* [Problem to work on]: Copy each line of the data below with the word "рабочей".

═════ Data extract ═════

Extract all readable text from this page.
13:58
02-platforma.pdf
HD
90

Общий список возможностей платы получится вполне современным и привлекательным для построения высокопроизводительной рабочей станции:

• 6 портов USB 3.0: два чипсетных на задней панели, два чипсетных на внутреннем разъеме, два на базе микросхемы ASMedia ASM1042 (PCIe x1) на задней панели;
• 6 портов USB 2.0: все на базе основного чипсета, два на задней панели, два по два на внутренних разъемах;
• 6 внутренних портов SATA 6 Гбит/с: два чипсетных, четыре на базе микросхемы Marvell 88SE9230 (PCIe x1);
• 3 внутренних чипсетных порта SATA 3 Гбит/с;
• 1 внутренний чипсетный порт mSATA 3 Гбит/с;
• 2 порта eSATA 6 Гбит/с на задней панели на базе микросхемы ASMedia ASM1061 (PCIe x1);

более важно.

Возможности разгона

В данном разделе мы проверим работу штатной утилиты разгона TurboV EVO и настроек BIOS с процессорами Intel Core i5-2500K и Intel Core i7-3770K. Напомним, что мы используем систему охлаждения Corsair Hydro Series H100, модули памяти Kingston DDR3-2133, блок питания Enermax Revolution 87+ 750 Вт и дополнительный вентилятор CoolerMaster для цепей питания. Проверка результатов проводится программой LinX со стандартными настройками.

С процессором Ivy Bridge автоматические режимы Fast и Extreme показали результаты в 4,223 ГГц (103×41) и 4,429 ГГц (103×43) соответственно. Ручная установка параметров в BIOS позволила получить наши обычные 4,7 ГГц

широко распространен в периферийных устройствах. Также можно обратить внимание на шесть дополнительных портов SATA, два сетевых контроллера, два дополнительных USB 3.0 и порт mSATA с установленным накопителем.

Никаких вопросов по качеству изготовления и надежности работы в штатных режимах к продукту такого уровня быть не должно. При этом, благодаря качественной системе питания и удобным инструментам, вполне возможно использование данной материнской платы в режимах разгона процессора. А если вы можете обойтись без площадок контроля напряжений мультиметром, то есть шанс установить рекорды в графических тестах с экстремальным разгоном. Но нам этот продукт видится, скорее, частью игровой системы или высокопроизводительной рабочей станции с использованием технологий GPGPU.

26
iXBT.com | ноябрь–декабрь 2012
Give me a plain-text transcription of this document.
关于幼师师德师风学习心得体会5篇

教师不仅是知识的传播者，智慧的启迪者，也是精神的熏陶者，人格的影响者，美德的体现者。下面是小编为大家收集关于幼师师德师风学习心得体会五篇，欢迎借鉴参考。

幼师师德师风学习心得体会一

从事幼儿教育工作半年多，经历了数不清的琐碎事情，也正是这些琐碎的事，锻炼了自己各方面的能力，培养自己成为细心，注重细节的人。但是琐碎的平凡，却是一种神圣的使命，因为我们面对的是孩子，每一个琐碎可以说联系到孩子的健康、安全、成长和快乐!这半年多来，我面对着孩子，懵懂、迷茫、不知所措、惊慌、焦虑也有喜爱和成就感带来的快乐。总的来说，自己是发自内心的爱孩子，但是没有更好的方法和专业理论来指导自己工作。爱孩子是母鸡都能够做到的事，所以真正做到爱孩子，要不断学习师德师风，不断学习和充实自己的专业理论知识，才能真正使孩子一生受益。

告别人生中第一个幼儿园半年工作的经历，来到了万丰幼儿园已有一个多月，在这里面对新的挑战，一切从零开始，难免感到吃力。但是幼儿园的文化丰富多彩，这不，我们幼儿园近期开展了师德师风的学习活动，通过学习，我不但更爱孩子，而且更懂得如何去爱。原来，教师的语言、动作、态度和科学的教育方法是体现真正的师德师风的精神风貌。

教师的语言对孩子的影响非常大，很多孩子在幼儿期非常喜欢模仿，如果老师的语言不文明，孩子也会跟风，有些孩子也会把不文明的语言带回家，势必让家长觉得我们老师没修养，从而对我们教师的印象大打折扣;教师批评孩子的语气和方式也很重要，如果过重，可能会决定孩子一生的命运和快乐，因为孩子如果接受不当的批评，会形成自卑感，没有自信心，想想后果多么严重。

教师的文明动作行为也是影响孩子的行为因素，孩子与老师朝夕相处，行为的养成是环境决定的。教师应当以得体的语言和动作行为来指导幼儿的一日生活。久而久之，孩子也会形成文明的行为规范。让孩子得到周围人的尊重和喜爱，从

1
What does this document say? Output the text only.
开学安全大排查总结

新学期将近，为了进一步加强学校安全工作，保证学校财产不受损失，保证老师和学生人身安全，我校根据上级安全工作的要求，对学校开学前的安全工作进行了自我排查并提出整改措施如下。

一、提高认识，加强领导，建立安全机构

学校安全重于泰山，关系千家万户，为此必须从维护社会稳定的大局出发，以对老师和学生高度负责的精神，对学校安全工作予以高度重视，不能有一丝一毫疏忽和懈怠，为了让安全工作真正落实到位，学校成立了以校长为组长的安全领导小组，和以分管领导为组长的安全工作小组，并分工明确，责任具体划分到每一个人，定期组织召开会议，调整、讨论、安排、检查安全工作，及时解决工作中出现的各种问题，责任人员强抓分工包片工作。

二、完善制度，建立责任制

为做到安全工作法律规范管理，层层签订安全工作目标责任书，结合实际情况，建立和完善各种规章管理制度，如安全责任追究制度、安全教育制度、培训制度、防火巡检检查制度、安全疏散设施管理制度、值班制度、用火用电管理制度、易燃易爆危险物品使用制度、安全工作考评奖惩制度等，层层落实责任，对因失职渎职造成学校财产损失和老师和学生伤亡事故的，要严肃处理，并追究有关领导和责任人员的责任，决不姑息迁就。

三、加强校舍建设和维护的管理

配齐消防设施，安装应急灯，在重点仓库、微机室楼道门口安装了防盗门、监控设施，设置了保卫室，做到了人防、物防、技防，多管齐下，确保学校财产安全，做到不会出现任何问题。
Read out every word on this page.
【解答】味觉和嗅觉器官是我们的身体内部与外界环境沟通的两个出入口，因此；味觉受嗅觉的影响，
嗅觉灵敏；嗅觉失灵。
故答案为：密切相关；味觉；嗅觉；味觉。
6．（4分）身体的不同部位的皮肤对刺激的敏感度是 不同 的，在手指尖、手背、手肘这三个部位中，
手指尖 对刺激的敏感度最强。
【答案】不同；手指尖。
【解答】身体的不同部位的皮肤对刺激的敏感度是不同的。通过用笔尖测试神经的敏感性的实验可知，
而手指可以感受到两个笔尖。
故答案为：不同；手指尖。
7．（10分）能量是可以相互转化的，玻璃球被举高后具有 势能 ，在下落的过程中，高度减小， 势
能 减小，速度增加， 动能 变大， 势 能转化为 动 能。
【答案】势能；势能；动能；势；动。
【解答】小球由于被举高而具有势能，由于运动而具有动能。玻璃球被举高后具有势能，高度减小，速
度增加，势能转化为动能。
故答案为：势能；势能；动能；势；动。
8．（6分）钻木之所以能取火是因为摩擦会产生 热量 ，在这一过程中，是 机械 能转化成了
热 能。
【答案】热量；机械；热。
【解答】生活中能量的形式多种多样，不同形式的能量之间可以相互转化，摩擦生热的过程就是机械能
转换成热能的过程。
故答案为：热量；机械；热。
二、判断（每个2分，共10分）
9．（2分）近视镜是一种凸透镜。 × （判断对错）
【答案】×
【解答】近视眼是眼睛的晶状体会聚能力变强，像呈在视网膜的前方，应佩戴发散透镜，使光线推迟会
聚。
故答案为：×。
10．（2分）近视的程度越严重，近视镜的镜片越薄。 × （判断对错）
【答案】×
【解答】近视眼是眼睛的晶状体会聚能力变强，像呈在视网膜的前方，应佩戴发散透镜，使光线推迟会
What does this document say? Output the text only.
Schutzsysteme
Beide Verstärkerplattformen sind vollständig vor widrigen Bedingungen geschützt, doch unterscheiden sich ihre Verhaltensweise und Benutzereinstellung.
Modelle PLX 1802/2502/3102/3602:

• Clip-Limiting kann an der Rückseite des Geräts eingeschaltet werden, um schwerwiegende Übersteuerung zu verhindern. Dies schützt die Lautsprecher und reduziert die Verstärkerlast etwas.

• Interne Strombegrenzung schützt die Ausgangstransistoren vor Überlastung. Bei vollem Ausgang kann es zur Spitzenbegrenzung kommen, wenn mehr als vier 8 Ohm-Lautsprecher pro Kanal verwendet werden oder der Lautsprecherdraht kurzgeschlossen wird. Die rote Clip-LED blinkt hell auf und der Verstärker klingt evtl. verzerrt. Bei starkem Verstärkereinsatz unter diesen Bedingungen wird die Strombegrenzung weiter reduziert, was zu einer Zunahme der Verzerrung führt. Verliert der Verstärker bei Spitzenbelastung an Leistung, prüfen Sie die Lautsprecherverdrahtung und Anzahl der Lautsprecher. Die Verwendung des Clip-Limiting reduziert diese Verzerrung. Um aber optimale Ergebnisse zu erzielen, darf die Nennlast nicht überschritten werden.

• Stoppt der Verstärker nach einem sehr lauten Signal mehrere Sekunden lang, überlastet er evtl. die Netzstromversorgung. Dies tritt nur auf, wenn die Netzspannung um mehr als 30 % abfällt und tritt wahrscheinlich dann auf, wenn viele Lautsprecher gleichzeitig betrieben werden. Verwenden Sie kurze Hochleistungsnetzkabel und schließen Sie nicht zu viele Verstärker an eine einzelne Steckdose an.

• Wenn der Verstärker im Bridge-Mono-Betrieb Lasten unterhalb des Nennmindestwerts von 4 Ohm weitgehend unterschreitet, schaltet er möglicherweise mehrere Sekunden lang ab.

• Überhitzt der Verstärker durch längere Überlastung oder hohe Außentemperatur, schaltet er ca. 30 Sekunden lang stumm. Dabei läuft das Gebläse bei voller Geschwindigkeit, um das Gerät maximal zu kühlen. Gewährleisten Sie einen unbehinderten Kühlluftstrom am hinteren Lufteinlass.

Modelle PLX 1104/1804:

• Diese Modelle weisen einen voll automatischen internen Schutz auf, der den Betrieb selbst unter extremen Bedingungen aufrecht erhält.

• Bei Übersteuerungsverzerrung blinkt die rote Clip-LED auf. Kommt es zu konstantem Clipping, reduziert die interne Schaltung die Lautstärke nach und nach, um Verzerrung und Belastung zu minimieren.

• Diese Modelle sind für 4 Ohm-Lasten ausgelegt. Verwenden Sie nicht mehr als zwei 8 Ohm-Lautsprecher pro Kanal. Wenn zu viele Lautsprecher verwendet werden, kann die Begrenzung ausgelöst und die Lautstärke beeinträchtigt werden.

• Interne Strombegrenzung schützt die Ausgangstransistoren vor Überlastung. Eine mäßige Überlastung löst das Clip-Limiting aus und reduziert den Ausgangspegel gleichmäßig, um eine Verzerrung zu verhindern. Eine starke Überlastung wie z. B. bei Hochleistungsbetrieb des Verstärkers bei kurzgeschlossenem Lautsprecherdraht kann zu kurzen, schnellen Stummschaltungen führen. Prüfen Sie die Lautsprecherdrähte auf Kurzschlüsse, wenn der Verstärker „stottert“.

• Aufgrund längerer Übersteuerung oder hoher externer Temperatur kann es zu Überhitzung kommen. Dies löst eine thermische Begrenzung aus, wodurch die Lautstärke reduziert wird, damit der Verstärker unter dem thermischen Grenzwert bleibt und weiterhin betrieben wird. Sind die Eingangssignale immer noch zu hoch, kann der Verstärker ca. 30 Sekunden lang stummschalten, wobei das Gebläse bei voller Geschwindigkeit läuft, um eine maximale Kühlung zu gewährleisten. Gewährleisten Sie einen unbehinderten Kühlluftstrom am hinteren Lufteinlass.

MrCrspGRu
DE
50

═════

* [Response]:
Общий список возможностей платы получится вполне современным и привлекательным для построения высокопроизводительной рабочей станции:
Никаких вопросов по качеству изготовления и надежности работы в штатных режимах к продукту такого уровня быть не должно. При этом, благодаря качественной системе питания и удобным инструментам, вполне возможно использование данной материнской платы в режимах разгона процессора. А если вы можете обойтись без площадок контроля напряжений мультиметром, то есть шанс установить рекорды в графических тестах с экстремальным разгоном. Но нам этот продукт видится, скорее, частью игровой системы или высокопроизводительной рабочей станции с использованием технологий GPGPU.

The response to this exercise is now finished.